Set problem:
Identify the lines that contain the string "pattern" and report only how many there are.

===== Excerpted data

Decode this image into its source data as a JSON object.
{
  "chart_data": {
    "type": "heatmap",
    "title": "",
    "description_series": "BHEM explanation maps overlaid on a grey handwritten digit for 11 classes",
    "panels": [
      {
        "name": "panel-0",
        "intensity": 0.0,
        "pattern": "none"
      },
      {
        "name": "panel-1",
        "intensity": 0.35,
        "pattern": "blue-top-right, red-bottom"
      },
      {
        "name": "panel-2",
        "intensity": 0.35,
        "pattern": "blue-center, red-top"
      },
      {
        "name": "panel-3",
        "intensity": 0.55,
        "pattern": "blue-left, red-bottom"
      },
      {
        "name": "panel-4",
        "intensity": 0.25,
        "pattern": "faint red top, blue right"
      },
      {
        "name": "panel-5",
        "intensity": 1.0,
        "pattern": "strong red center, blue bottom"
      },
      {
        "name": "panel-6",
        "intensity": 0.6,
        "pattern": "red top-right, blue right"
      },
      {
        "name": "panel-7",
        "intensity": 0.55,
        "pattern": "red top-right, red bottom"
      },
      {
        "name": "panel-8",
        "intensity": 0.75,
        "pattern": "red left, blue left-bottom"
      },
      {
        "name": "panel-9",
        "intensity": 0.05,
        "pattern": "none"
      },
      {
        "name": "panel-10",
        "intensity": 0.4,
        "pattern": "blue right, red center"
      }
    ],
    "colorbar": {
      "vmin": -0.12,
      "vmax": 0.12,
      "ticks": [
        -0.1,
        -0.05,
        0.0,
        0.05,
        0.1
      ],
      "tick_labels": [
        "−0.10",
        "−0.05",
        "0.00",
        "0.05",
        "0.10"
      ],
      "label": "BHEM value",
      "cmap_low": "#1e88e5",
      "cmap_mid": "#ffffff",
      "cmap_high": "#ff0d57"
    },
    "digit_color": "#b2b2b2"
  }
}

==========

Right answer:
11